# START OF Dataset rows

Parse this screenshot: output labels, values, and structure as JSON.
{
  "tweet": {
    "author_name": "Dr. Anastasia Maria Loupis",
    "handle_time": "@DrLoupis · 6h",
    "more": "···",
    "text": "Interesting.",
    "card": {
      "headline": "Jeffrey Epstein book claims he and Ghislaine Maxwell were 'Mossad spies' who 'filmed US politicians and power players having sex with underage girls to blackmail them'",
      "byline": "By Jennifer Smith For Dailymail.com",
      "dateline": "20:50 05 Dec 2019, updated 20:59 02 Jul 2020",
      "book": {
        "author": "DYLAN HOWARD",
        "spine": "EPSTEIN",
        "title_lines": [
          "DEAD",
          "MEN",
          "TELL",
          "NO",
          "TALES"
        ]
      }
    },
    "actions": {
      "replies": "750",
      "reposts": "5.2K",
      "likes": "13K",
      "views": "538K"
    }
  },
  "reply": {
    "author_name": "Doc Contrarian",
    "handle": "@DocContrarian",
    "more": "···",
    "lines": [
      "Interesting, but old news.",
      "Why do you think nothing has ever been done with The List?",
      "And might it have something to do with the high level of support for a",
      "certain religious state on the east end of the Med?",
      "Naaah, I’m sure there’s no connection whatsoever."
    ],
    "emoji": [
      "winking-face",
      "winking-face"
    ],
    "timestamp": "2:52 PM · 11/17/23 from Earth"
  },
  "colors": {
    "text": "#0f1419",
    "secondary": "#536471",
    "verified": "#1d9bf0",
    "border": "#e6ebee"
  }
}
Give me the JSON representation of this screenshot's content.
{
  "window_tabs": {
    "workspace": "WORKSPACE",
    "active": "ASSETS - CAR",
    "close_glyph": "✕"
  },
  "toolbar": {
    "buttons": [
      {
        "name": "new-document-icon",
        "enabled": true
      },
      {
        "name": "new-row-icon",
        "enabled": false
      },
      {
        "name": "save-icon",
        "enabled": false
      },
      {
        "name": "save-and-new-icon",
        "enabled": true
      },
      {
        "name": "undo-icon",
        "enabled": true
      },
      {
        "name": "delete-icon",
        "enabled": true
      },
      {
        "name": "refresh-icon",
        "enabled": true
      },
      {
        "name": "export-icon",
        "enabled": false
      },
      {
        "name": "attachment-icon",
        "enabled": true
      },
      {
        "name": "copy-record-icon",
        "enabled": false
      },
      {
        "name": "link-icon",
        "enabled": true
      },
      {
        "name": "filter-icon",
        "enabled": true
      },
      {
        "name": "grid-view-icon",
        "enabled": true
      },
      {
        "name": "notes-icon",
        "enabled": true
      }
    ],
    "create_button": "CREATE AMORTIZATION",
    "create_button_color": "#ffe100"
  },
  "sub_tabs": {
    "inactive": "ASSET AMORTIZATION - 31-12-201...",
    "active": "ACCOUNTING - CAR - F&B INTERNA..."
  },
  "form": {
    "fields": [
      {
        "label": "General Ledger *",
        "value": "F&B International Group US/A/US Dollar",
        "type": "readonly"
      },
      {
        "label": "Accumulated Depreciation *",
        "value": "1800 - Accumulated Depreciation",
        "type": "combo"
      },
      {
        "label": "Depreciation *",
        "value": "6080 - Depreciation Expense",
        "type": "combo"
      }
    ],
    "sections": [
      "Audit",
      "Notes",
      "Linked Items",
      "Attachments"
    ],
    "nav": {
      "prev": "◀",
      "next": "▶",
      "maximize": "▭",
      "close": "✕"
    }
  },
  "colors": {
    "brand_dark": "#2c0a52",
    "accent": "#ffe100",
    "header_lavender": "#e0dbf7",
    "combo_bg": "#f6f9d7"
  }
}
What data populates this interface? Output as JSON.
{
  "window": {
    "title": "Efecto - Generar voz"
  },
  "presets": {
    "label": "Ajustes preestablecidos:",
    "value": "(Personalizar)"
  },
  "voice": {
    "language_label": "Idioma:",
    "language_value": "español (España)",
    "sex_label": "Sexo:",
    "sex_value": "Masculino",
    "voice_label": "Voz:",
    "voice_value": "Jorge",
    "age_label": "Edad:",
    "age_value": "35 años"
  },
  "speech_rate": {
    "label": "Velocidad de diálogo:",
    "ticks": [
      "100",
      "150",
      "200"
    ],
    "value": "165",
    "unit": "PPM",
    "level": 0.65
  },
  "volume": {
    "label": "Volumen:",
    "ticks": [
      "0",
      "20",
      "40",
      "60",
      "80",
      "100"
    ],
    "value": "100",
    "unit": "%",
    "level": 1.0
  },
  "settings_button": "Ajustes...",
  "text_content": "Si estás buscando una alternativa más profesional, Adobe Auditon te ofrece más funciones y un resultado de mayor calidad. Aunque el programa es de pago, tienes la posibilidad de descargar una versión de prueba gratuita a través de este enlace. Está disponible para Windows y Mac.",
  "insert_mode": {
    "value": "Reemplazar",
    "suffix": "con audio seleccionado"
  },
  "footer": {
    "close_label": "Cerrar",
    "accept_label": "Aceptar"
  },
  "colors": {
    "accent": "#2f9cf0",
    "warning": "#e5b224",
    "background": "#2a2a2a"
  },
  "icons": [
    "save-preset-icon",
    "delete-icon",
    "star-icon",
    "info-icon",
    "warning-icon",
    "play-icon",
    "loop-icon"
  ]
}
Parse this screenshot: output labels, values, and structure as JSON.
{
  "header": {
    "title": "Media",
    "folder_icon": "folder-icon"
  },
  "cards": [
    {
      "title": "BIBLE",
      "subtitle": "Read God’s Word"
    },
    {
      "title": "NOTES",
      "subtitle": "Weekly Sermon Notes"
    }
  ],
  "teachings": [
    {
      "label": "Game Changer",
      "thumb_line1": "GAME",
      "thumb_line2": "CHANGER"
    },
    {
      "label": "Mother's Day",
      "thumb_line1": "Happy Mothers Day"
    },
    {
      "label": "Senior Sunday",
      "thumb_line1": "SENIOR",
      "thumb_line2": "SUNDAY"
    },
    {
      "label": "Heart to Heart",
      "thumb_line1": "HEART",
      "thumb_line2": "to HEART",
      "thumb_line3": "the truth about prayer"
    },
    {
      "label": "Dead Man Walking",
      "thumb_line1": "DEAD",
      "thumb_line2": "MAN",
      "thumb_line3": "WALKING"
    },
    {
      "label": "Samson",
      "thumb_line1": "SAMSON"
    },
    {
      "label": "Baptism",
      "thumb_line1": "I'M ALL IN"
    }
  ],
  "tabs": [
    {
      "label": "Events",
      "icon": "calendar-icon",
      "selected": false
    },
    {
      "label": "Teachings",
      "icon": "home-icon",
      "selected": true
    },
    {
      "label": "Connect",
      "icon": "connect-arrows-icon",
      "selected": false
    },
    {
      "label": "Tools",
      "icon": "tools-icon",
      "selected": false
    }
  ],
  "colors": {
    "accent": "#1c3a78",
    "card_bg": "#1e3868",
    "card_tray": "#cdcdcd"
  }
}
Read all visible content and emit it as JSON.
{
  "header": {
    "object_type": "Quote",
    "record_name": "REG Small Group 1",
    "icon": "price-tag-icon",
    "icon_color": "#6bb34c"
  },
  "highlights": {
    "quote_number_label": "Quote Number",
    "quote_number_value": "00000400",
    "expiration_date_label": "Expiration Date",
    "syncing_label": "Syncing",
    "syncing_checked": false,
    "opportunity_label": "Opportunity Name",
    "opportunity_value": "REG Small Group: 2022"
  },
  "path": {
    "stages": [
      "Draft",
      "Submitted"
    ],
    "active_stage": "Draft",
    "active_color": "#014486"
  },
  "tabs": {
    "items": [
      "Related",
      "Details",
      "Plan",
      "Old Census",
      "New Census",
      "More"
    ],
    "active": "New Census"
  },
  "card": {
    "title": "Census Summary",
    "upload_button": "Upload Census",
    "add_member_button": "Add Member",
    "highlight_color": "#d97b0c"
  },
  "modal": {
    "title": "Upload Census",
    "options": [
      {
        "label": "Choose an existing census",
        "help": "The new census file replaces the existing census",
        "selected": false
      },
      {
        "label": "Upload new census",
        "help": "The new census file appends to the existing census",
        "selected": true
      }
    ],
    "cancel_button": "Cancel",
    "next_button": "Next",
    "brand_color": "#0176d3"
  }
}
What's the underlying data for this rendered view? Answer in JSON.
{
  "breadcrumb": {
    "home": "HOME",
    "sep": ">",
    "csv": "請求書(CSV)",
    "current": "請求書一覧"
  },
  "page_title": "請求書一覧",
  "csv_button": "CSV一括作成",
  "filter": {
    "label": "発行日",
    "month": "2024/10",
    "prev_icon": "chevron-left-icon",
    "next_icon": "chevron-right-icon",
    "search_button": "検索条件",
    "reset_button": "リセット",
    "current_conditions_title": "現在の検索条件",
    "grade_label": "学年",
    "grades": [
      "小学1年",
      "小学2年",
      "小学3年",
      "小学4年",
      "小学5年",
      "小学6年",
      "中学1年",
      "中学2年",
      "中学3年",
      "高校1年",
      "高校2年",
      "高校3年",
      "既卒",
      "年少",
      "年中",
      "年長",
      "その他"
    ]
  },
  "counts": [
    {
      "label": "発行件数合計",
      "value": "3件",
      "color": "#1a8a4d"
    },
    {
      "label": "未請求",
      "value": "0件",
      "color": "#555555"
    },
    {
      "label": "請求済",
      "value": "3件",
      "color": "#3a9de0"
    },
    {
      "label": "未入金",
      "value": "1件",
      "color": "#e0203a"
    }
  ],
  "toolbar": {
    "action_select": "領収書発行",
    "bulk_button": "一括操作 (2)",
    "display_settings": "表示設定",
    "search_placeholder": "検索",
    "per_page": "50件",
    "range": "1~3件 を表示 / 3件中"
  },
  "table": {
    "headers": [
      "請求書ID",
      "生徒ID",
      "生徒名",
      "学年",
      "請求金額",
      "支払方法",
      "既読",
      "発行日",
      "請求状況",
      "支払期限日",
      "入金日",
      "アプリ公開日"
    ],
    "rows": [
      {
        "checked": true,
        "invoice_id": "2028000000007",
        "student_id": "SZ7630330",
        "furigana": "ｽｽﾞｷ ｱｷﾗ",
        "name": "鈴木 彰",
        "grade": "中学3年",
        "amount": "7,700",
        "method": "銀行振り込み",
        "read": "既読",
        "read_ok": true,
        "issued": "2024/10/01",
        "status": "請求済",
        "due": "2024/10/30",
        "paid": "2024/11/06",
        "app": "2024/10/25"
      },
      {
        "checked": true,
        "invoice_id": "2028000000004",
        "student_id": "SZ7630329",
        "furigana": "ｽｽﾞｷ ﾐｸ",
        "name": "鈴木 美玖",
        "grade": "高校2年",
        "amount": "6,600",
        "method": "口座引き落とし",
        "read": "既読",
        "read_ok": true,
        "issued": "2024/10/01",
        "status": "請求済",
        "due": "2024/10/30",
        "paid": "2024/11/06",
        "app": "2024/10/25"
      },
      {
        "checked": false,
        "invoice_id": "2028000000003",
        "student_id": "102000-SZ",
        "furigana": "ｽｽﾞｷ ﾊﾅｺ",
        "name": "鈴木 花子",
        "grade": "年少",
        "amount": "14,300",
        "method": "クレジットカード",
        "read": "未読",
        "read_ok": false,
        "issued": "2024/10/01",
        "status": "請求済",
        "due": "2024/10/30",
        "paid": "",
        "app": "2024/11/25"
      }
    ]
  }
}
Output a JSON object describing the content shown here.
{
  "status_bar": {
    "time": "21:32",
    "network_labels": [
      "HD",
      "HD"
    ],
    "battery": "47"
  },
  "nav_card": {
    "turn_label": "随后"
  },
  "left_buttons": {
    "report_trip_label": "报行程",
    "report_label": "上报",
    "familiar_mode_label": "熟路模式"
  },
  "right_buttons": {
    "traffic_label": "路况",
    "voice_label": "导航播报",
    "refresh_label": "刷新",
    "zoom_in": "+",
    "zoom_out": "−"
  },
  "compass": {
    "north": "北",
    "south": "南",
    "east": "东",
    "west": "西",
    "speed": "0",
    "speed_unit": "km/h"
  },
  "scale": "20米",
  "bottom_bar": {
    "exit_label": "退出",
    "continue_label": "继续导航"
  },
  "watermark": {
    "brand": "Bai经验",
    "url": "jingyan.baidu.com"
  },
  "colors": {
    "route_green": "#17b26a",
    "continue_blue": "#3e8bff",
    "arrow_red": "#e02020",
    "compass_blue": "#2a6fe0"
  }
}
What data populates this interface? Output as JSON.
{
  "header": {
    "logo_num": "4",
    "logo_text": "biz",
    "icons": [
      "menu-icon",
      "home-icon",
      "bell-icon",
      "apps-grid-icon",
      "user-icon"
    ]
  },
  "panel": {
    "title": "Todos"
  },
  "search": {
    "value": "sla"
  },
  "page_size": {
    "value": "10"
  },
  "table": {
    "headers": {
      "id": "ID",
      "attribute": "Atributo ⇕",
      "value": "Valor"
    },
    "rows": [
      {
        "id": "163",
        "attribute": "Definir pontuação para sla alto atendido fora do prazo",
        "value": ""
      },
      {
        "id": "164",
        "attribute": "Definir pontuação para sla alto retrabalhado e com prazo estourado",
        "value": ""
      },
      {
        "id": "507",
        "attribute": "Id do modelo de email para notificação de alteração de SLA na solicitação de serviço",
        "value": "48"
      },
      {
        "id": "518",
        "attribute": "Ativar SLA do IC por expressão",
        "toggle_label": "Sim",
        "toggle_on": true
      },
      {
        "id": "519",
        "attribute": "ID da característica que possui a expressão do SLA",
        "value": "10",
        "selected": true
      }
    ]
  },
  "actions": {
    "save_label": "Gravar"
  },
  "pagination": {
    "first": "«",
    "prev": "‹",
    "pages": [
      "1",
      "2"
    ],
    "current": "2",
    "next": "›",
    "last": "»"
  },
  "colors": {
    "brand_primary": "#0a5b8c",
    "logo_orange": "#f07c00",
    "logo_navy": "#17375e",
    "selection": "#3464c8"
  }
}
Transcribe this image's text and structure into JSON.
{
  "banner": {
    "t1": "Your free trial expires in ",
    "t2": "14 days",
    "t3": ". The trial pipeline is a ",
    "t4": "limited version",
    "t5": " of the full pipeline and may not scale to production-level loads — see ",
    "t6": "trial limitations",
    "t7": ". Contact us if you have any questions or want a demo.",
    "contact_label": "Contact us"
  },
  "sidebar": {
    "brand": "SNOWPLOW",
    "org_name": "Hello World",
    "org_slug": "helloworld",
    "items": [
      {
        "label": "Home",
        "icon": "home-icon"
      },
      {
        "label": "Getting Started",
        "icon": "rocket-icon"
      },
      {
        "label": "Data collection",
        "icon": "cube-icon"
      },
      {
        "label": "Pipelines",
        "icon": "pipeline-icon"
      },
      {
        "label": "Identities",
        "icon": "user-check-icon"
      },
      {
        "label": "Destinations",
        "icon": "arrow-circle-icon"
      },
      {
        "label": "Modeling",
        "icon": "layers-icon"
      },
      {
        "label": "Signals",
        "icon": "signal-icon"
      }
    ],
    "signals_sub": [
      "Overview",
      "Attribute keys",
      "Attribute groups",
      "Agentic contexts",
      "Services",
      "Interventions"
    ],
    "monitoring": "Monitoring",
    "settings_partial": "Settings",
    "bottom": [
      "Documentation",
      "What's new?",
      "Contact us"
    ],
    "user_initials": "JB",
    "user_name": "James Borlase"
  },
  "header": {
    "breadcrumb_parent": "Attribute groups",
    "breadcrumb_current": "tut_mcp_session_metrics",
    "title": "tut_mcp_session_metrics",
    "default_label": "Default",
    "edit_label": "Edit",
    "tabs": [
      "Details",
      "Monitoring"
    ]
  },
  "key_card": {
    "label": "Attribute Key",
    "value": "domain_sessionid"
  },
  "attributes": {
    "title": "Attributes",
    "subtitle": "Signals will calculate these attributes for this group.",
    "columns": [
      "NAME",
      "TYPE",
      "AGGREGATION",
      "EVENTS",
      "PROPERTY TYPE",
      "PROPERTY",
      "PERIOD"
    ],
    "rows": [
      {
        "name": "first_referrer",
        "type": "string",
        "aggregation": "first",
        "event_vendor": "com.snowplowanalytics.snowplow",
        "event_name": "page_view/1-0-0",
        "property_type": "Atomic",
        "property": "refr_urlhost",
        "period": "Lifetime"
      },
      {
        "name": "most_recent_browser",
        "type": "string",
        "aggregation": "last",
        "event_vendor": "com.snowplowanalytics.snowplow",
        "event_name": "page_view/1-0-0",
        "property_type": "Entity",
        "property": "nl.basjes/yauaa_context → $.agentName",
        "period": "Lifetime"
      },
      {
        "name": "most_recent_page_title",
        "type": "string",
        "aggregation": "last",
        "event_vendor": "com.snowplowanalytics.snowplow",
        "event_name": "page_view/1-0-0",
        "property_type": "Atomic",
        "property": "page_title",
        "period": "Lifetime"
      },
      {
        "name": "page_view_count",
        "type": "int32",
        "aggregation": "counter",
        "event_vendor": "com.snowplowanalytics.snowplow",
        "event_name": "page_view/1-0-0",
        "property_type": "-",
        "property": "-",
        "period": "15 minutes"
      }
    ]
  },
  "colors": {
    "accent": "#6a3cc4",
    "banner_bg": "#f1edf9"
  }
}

# END OF Dataset rows

Given instruction: Report how many lines of the records above contain the word "furigana", giving only the number.

Output of the task: 3